(Collection entries)

◇ ◇ ◇

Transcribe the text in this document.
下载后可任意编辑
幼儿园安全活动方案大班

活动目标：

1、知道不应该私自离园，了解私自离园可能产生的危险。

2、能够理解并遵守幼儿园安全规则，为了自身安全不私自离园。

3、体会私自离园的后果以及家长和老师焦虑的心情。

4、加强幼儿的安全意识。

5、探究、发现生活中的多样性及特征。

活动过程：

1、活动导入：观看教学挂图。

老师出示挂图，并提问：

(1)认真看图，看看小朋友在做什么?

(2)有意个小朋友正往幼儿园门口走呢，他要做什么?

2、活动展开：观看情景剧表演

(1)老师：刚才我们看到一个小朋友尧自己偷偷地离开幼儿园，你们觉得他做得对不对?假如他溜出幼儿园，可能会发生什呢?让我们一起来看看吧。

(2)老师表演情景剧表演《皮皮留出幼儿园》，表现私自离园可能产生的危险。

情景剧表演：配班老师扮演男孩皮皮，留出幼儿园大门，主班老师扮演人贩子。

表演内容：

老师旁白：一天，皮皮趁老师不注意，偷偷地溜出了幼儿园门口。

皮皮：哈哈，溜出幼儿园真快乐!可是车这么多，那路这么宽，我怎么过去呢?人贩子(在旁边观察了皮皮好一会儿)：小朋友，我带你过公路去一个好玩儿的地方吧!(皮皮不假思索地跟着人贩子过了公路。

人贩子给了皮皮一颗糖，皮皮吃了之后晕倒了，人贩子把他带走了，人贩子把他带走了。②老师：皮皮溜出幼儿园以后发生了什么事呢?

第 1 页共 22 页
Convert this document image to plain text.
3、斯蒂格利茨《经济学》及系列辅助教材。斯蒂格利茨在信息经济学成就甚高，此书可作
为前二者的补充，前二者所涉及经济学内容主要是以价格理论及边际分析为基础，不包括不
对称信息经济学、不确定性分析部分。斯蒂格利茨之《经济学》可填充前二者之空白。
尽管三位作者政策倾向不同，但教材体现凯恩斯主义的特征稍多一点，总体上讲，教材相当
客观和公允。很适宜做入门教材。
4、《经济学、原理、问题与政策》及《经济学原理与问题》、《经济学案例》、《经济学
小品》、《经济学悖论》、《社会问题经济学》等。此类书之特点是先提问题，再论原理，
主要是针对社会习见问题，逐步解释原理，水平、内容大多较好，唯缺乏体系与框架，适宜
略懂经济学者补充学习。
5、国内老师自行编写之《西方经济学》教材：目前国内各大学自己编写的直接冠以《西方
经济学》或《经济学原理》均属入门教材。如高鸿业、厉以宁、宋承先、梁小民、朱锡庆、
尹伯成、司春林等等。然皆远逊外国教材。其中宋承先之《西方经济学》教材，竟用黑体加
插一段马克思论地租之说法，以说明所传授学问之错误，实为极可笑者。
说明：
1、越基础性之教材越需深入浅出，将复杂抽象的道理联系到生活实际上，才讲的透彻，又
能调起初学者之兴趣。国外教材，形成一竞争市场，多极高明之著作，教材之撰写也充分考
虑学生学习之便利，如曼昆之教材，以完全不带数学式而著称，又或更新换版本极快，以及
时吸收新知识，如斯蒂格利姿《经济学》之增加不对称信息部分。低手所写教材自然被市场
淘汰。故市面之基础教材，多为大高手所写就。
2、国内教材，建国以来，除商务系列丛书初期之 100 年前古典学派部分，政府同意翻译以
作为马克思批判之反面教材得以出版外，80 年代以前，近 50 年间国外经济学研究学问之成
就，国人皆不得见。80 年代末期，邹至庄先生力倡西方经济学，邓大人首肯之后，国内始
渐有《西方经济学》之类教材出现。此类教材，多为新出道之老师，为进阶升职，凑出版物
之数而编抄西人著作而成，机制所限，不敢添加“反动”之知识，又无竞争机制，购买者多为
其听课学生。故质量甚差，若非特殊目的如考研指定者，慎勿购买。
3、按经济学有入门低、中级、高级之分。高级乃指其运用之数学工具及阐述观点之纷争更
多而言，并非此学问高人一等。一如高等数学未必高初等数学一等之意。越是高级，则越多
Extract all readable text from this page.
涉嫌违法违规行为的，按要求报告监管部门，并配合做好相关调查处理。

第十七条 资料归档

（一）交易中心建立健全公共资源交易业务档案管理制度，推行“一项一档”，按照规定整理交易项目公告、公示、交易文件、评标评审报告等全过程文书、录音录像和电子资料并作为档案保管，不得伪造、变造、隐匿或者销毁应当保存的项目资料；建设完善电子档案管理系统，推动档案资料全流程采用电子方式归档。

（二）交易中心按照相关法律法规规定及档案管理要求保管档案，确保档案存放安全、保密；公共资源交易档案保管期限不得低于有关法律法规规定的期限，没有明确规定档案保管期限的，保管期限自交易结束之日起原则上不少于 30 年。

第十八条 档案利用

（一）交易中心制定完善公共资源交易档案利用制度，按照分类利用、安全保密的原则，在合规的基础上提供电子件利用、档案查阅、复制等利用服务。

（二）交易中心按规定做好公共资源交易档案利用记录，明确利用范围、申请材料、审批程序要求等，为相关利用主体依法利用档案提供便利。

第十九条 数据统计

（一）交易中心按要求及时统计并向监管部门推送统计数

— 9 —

◇ ◇ ◇

DO THIS
Look over the records above and copy each line that includes the string "document".

SOLUTION FOR THIS EXERCISE
Transcribe the text in this document.
Convert this document image to plain text.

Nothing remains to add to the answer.